INSTRUCTIONS FOR THE TASK:
Show all lines of the listing that hold the word "Delta".

[Entries from a visual dataset]
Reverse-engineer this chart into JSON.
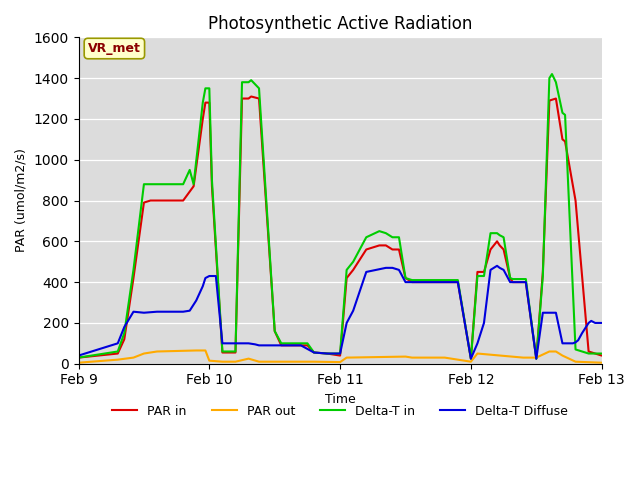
{
  "title": "Photosynthetic Active Radiation",
  "ylabel": "PAR (umol/m2/s)",
  "xlabel": "Time",
  "annotation": "VR_met",
  "ylim": [
    0,
    1600
  ],
  "xlim": [
    0,
    4
  ],
  "background_color": "#dcdcdc",
  "line_colors": {
    "PAR in": "#dd0000",
    "PAR out": "#ffaa00",
    "Delta-T in": "#00cc00",
    "Delta-T Diffuse": "#0000dd"
  },
  "x_ticks": [
    0,
    1,
    2,
    3,
    4
  ],
  "x_tick_labels": [
    "Feb 9",
    "Feb 10",
    "Feb 11",
    "Feb 12",
    "Feb 13"
  ],
  "PAR_in_x": [
    0.0,
    0.3,
    0.35,
    0.42,
    0.5,
    0.55,
    0.6,
    0.7,
    0.8,
    0.88,
    0.95,
    0.97,
    1.0,
    1.02,
    1.1,
    1.15,
    1.2,
    1.25,
    1.3,
    1.32,
    1.38,
    1.5,
    1.55,
    1.6,
    1.65,
    1.7,
    1.75,
    1.8,
    1.9,
    2.0,
    2.05,
    2.1,
    2.2,
    2.3,
    2.35,
    2.4,
    2.45,
    2.5,
    2.55,
    2.6,
    2.7,
    2.8,
    2.9,
    3.0,
    3.05,
    3.1,
    3.15,
    3.2,
    3.22,
    3.25,
    3.3,
    3.32,
    3.35,
    3.37,
    3.4,
    3.42,
    3.5,
    3.55,
    3.6,
    3.65,
    3.7,
    3.72,
    3.8,
    3.9,
    4.0
  ],
  "PAR_in_y": [
    30,
    50,
    120,
    420,
    790,
    800,
    800,
    800,
    800,
    870,
    1200,
    1280,
    1280,
    870,
    55,
    55,
    55,
    1300,
    1300,
    1310,
    1300,
    160,
    90,
    90,
    90,
    90,
    90,
    55,
    50,
    40,
    420,
    460,
    560,
    580,
    580,
    560,
    560,
    420,
    400,
    400,
    400,
    400,
    400,
    25,
    450,
    450,
    560,
    600,
    580,
    560,
    420,
    400,
    400,
    400,
    400,
    400,
    25,
    450,
    1290,
    1300,
    1100,
    1090,
    800,
    60,
    40
  ],
  "PAR_out_x": [
    0.0,
    0.3,
    0.42,
    0.5,
    0.6,
    0.9,
    0.97,
    1.0,
    1.1,
    1.2,
    1.3,
    1.38,
    1.5,
    1.8,
    2.0,
    2.05,
    2.5,
    2.55,
    2.8,
    3.0,
    3.05,
    3.4,
    3.5,
    3.6,
    3.65,
    3.7,
    3.8,
    4.0
  ],
  "PAR_out_y": [
    5,
    20,
    30,
    50,
    60,
    65,
    65,
    15,
    10,
    10,
    25,
    10,
    10,
    10,
    8,
    30,
    35,
    30,
    30,
    10,
    50,
    30,
    30,
    60,
    60,
    40,
    10,
    5
  ],
  "DT_in_x": [
    0.0,
    0.3,
    0.35,
    0.42,
    0.5,
    0.55,
    0.6,
    0.7,
    0.8,
    0.85,
    0.88,
    0.95,
    0.97,
    1.0,
    1.02,
    1.1,
    1.15,
    1.2,
    1.25,
    1.3,
    1.32,
    1.38,
    1.5,
    1.55,
    1.6,
    1.65,
    1.7,
    1.75,
    1.8,
    1.9,
    2.0,
    2.05,
    2.1,
    2.2,
    2.3,
    2.35,
    2.4,
    2.45,
    2.5,
    2.55,
    2.6,
    2.7,
    2.8,
    2.9,
    3.0,
    3.05,
    3.1,
    3.15,
    3.2,
    3.22,
    3.25,
    3.3,
    3.32,
    3.35,
    3.37,
    3.4,
    3.42,
    3.5,
    3.55,
    3.6,
    3.62,
    3.65,
    3.7,
    3.72,
    3.8,
    3.9,
    4.0
  ],
  "DT_in_y": [
    30,
    60,
    150,
    460,
    880,
    880,
    880,
    880,
    880,
    950,
    880,
    1280,
    1350,
    1350,
    900,
    60,
    60,
    60,
    1380,
    1380,
    1390,
    1350,
    160,
    100,
    100,
    100,
    100,
    100,
    55,
    50,
    50,
    460,
    500,
    620,
    650,
    640,
    620,
    620,
    420,
    410,
    410,
    410,
    410,
    410,
    25,
    430,
    430,
    640,
    640,
    630,
    620,
    420,
    415,
    415,
    415,
    415,
    415,
    25,
    430,
    1400,
    1420,
    1380,
    1230,
    1220,
    70,
    50,
    50
  ],
  "DT_diff_x": [
    0.0,
    0.3,
    0.35,
    0.42,
    0.5,
    0.6,
    0.7,
    0.8,
    0.85,
    0.9,
    0.95,
    0.97,
    1.0,
    1.02,
    1.05,
    1.1,
    1.15,
    1.2,
    1.25,
    1.3,
    1.35,
    1.38,
    1.5,
    1.55,
    1.6,
    1.7,
    1.8,
    1.9,
    2.0,
    2.05,
    2.1,
    2.2,
    2.35,
    2.4,
    2.45,
    2.5,
    2.55,
    2.6,
    2.7,
    2.8,
    2.9,
    3.0,
    3.05,
    3.1,
    3.15,
    3.2,
    3.22,
    3.25,
    3.3,
    3.32,
    3.35,
    3.37,
    3.4,
    3.42,
    3.5,
    3.55,
    3.6,
    3.65,
    3.7,
    3.72,
    3.78,
    3.8,
    3.82,
    3.85,
    3.88,
    3.9,
    3.92,
    3.95,
    4.0
  ],
  "DT_diff_y": [
    40,
    100,
    180,
    255,
    250,
    255,
    255,
    255,
    260,
    310,
    380,
    420,
    430,
    430,
    430,
    100,
    100,
    100,
    100,
    100,
    95,
    90,
    90,
    90,
    90,
    90,
    55,
    50,
    50,
    200,
    260,
    450,
    470,
    470,
    460,
    400,
    400,
    400,
    400,
    400,
    400,
    25,
    100,
    200,
    460,
    480,
    470,
    460,
    400,
    400,
    400,
    400,
    400,
    400,
    25,
    250,
    250,
    250,
    100,
    100,
    100,
    105,
    115,
    150,
    180,
    200,
    210,
    200,
    200
  ]
}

FULL RESPONSE:
    "Delta-T in": "#00cc00",
    "Delta-T Diffuse": "#0000dd"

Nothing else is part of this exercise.